— Start INPUT ROWS —
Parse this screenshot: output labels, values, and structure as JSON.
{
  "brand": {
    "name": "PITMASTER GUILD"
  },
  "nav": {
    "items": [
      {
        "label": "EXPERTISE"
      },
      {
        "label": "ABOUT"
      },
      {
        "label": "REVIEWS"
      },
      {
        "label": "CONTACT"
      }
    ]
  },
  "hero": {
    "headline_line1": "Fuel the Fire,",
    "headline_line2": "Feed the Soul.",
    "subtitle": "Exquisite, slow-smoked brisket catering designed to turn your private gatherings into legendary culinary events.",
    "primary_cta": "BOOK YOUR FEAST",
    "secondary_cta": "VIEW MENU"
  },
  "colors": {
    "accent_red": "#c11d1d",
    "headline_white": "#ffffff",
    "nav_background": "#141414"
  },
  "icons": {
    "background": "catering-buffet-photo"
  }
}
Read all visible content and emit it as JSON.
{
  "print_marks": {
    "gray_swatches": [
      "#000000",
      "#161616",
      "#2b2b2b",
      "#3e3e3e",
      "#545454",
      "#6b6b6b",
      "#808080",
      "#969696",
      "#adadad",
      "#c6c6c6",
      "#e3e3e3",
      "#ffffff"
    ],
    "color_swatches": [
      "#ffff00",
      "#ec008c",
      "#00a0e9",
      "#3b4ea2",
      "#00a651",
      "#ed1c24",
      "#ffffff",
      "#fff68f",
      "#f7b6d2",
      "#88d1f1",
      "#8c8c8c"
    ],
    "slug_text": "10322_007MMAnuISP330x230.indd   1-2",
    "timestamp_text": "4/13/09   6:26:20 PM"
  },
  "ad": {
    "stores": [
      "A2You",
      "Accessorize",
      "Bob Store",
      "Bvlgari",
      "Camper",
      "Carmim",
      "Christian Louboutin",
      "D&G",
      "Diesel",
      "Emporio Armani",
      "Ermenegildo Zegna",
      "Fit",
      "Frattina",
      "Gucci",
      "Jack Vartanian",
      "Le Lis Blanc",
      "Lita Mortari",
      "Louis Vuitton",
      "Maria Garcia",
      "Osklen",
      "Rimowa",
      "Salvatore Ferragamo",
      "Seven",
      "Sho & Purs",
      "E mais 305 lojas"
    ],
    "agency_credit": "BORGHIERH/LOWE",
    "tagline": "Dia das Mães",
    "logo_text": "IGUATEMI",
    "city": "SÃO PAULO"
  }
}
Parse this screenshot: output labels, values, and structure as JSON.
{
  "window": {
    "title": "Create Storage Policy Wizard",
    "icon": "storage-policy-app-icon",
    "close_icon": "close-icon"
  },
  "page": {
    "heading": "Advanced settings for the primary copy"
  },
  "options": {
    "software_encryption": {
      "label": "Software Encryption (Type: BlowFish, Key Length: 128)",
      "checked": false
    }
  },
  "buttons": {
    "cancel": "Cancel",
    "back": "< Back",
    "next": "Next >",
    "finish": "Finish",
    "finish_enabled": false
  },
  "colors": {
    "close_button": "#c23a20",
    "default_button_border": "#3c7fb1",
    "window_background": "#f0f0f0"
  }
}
— End INPUT ROWS —
*TASK BRIEF:*
Where a line contains the string "ffffff", extract that line.

*COMPLETE OUTPUT:*
    "headline_white": "#ffffff",
      "#ffffff"
      "#ffffff",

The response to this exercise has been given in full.